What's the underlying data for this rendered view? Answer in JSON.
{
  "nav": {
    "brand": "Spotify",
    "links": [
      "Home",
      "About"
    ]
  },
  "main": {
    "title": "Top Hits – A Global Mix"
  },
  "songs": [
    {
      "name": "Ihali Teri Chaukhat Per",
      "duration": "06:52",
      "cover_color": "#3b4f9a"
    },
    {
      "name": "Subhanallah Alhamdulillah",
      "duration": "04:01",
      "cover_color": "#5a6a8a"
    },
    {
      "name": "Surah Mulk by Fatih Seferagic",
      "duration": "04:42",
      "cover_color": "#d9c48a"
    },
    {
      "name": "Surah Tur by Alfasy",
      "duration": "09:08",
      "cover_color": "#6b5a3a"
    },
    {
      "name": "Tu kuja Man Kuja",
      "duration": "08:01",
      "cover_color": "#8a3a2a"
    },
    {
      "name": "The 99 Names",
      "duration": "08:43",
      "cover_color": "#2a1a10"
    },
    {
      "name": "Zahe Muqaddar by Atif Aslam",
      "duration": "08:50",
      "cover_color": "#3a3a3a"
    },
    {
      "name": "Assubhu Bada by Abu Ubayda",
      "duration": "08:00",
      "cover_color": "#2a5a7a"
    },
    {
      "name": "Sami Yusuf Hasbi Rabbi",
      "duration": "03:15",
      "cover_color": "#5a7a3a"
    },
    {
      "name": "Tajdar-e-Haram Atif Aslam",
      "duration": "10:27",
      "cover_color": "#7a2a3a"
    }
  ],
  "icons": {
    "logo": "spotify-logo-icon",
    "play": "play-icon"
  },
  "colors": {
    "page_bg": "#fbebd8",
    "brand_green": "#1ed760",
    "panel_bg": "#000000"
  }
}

┄┄┄┄┄┄┄┄┄┄

Task objective:
Copy each line of the listing in which the word "Atif" can be found.

The output:
      "name": "Zahe Muqaddar by Atif Aslam",
      "name": "Tajdar-e-Haram Atif Aslam",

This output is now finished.